* **What is needed**
Return all the data below as it stands, minus the pictures.

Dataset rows
--- begin ---

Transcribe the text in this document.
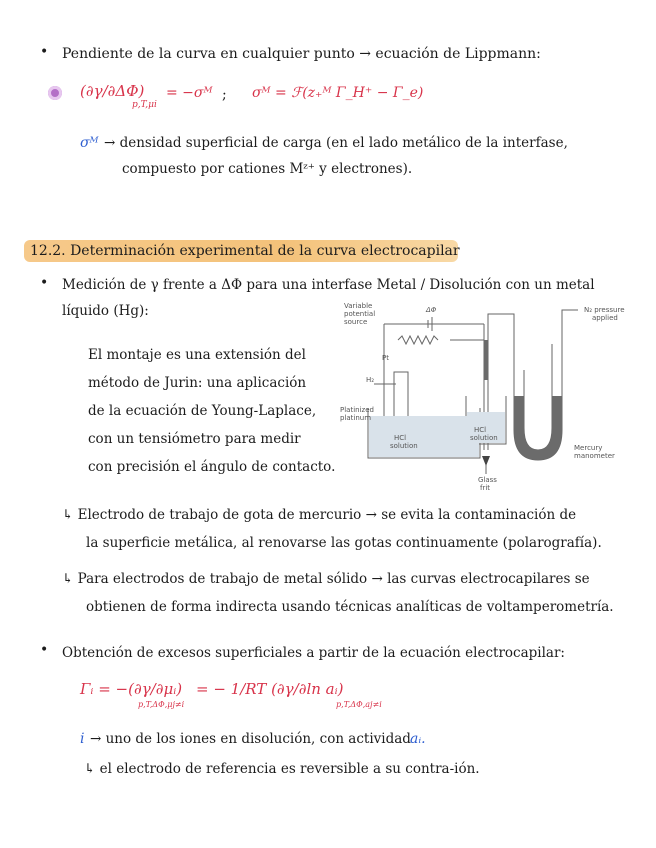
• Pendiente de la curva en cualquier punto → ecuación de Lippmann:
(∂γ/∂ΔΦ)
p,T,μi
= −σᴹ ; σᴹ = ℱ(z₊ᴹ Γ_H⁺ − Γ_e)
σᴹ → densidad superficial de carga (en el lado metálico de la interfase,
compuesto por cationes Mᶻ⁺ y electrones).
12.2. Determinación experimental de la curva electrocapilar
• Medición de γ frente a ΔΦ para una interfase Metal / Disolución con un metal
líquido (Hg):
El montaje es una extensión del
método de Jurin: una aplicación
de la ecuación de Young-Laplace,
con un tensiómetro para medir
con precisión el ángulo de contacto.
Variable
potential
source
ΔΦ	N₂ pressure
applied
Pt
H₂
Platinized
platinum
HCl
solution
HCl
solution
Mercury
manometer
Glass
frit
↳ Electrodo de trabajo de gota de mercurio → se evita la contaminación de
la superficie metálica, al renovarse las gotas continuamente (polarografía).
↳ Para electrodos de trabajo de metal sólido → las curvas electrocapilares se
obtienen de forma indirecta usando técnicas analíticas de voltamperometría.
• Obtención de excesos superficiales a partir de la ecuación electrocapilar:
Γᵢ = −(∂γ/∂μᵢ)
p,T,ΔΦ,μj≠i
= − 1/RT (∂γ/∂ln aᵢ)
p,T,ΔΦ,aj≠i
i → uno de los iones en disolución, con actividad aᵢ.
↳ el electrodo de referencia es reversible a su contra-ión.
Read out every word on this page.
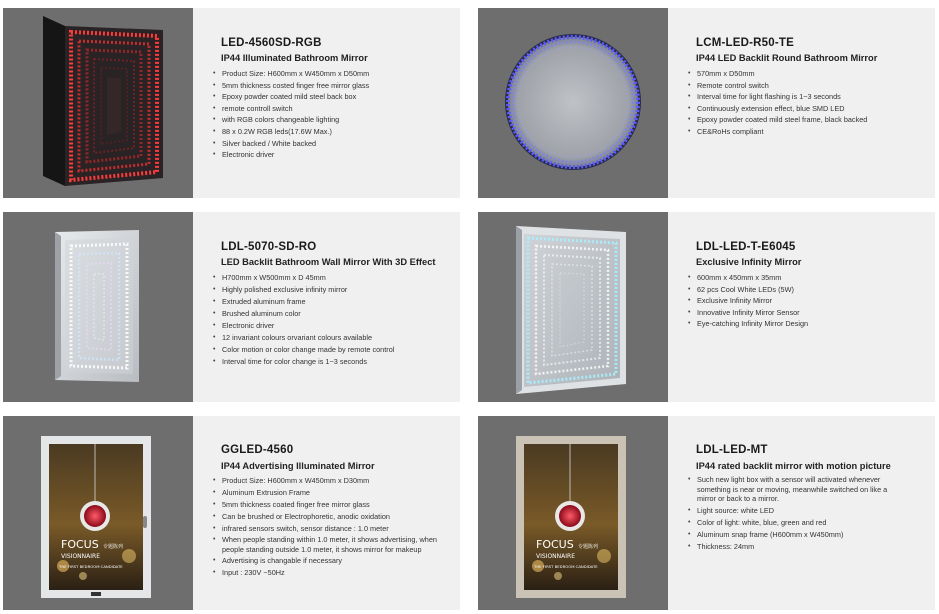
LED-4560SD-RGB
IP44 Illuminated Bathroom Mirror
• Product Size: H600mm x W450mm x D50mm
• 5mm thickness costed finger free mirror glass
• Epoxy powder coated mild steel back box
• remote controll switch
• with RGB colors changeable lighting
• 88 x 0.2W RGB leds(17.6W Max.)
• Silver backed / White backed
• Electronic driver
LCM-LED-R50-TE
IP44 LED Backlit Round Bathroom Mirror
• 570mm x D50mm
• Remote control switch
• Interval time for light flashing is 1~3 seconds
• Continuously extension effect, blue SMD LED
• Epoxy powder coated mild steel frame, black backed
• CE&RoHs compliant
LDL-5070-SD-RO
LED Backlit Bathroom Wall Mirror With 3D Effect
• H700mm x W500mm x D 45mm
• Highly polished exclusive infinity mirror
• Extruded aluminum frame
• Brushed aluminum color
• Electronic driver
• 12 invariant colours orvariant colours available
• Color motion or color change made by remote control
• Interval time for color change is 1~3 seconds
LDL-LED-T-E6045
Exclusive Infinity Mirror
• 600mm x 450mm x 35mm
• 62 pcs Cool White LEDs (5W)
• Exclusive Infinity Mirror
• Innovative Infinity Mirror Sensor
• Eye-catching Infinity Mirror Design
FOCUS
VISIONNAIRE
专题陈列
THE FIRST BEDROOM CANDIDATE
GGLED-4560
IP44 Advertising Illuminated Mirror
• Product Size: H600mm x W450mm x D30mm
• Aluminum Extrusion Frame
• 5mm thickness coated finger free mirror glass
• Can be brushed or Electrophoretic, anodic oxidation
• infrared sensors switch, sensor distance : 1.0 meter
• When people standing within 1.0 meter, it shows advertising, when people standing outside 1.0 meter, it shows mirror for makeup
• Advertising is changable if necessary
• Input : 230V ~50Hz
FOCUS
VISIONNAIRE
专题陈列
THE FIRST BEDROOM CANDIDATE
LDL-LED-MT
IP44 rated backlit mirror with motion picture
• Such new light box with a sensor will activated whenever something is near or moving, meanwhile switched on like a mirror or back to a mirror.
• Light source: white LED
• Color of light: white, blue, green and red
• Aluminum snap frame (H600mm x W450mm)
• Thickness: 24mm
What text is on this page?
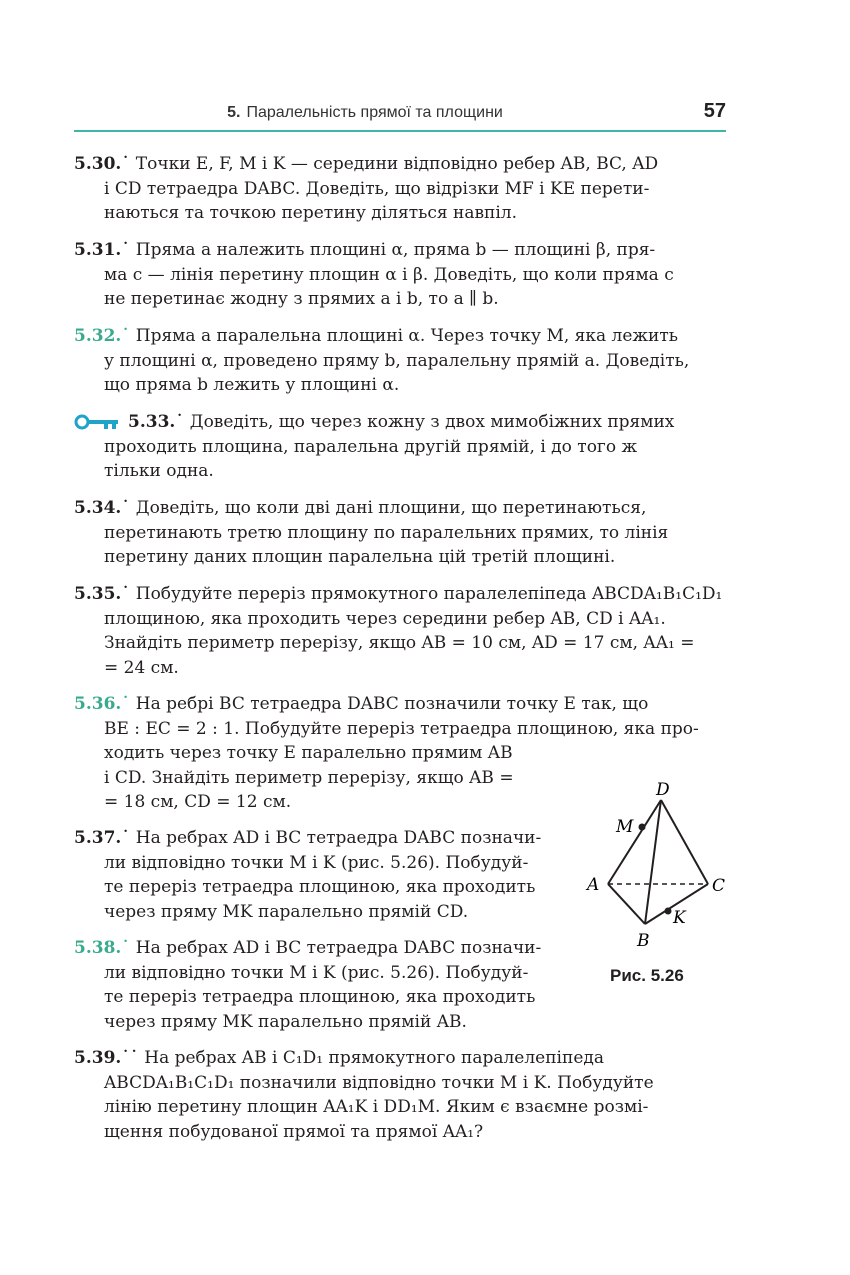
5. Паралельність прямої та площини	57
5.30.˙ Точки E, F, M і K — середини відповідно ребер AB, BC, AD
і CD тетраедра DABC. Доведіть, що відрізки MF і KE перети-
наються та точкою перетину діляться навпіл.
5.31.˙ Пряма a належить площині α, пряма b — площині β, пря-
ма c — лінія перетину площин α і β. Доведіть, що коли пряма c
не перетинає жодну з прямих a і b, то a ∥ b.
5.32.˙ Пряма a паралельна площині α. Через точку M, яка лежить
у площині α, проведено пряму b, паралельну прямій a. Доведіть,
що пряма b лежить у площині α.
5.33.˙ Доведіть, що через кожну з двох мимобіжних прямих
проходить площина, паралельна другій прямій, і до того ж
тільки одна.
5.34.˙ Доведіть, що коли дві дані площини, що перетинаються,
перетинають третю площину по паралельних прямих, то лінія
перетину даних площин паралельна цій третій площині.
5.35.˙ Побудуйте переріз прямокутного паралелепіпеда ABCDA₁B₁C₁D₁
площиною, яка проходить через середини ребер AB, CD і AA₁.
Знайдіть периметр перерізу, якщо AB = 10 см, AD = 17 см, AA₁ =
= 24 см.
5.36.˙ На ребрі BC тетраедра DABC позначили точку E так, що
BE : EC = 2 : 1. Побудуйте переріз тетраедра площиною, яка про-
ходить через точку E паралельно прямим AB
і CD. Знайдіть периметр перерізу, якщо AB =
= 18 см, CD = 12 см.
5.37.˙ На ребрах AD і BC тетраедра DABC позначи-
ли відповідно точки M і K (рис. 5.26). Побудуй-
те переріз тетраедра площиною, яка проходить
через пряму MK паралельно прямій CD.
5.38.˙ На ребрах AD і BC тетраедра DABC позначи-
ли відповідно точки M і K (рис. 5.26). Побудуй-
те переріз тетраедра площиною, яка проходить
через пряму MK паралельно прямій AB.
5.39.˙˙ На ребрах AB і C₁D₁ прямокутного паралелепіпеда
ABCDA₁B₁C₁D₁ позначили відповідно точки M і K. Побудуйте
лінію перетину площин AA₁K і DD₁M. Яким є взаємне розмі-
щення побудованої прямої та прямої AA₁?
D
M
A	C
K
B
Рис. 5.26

--- end ---

* **The reply**
Transcribe the text in this document.
• Pendiente de la curva en cualquier punto → ecuación de Lippmann:
(∂γ/∂ΔΦ)
p,T,μi
= −σᴹ ; σᴹ = ℱ(z₊ᴹ Γ_H⁺ − Γ_e)
σᴹ → densidad superficial de carga (en el lado metálico de la interfase,
compuesto por cationes Mᶻ⁺ y electrones).
12.2. Determinación experimental de la curva electrocapilar
• Medición de γ frente a ΔΦ para una interfase Metal / Disolución con un metal
líquido (Hg):
El montaje es una extensión del
método de Jurin: una aplicación
de la ecuación de Young-Laplace,
con un tensiómetro para medir
con precisión el ángulo de contacto.
Variable
potential
source
ΔΦ	N₂ pressure
applied
Pt
H₂
Platinized
platinum
HCl
solution
HCl
solution
Mercury
manometer
Glass
frit
↳ Electrodo de trabajo de gota de mercurio → se evita la contaminación de
la superficie metálica, al renovarse las gotas continuamente (polarografía).
↳ Para electrodos de trabajo de metal sólido → las curvas electrocapilares se
obtienen de forma indirecta usando técnicas analíticas de voltamperometría.
• Obtención de excesos superficiales a partir de la ecuación electrocapilar:
Γᵢ = −(∂γ/∂μᵢ)
p,T,ΔΦ,μj≠i
= − 1/RT (∂γ/∂ln aᵢ)
p,T,ΔΦ,aj≠i
i → uno de los iones en disolución, con actividad aᵢ.
↳ el electrodo de referencia es reversible a su contra-ión.
Read out every word on this page.
LED-4560SD-RGB
IP44 Illuminated Bathroom Mirror
• Product Size: H600mm x W450mm x D50mm
• 5mm thickness costed finger free mirror glass
• Epoxy powder coated mild steel back box
• remote controll switch
• with RGB colors changeable lighting
• 88 x 0.2W RGB leds(17.6W Max.)
• Silver backed / White backed
• Electronic driver
LCM-LED-R50-TE
IP44 LED Backlit Round Bathroom Mirror
• 570mm x D50mm
• Remote control switch
• Interval time for light flashing is 1~3 seconds
• Continuously extension effect, blue SMD LED
• Epoxy powder coated mild steel frame, black backed
• CE&RoHs compliant
LDL-5070-SD-RO
LED Backlit Bathroom Wall Mirror With 3D Effect
• H700mm x W500mm x D 45mm
• Highly polished exclusive infinity mirror
• Extruded aluminum frame
• Brushed aluminum color
• Electronic driver
• 12 invariant colours orvariant colours available
• Color motion or color change made by remote control
• Interval time for color change is 1~3 seconds
LDL-LED-T-E6045
Exclusive Infinity Mirror
• 600mm x 450mm x 35mm
• 62 pcs Cool White LEDs (5W)
• Exclusive Infinity Mirror
• Innovative Infinity Mirror Sensor
• Eye-catching Infinity Mirror Design
FOCUS
VISIONNAIRE
专题陈列
THE FIRST BEDROOM CANDIDATE
GGLED-4560
IP44 Advertising Illuminated Mirror
• Product Size: H600mm x W450mm x D30mm
• Aluminum Extrusion Frame
• 5mm thickness coated finger free mirror glass
• Can be brushed or Electrophoretic, anodic oxidation
• infrared sensors switch, sensor distance : 1.0 meter
• When people standing within 1.0 meter, it shows advertising, when people standing outside 1.0 meter, it shows mirror for makeup
• Advertising is changable if necessary
• Input : 230V ~50Hz
FOCUS
VISIONNAIRE
专题陈列
THE FIRST BEDROOM CANDIDATE
LDL-LED-MT
IP44 rated backlit mirror with motion picture
• Such new light box with a sensor will activated whenever something is near or moving, meanwhile switched on like a mirror or back to a mirror.
• Light source: white LED
• Color of light: white, blue, green and red
• Aluminum snap frame (H600mm x W450mm)
• Thickness: 24mm
What text is on this page?
5. Паралельність прямої та площини	57
5.30.˙ Точки E, F, M і K — середини відповідно ребер AB, BC, AD
і CD тетраедра DABC. Доведіть, що відрізки MF і KE перети-
наються та точкою перетину діляться навпіл.
5.31.˙ Пряма a належить площині α, пряма b — площині β, пря-
ма c — лінія перетину площин α і β. Доведіть, що коли пряма c
не перетинає жодну з прямих a і b, то a ∥ b.
5.32.˙ Пряма a паралельна площині α. Через точку M, яка лежить
у площині α, проведено пряму b, паралельну прямій a. Доведіть,
що пряма b лежить у площині α.
5.33.˙ Доведіть, що через кожну з двох мимобіжних прямих
проходить площина, паралельна другій прямій, і до того ж
тільки одна.
5.34.˙ Доведіть, що коли дві дані площини, що перетинаються,
перетинають третю площину по паралельних прямих, то лінія
перетину даних площин паралельна цій третій площині.
5.35.˙ Побудуйте переріз прямокутного паралелепіпеда ABCDA₁B₁C₁D₁
площиною, яка проходить через середини ребер AB, CD і AA₁.
Знайдіть периметр перерізу, якщо AB = 10 см, AD = 17 см, AA₁ =
= 24 см.
5.36.˙ На ребрі BC тетраедра DABC позначили точку E так, що
BE : EC = 2 : 1. Побудуйте переріз тетраедра площиною, яка про-
ходить через точку E паралельно прямим AB
і CD. Знайдіть периметр перерізу, якщо AB =
= 18 см, CD = 12 см.
5.37.˙ На ребрах AD і BC тетраедра DABC позначи-
ли відповідно точки M і K (рис. 5.26). Побудуй-
те переріз тетраедра площиною, яка проходить
через пряму MK паралельно прямій CD.
5.38.˙ На ребрах AD і BC тетраедра DABC позначи-
ли відповідно точки M і K (рис. 5.26). Побудуй-
те переріз тетраедра площиною, яка проходить
через пряму MK паралельно прямій AB.
5.39.˙˙ На ребрах AB і C₁D₁ прямокутного паралелепіпеда
ABCDA₁B₁C₁D₁ позначили відповідно точки M і K. Побудуйте
лінію перетину площин AA₁K і DD₁M. Яким є взаємне розмі-
щення побудованої прямої та прямої AA₁?
D
M
A	C
K
B
Рис. 5.26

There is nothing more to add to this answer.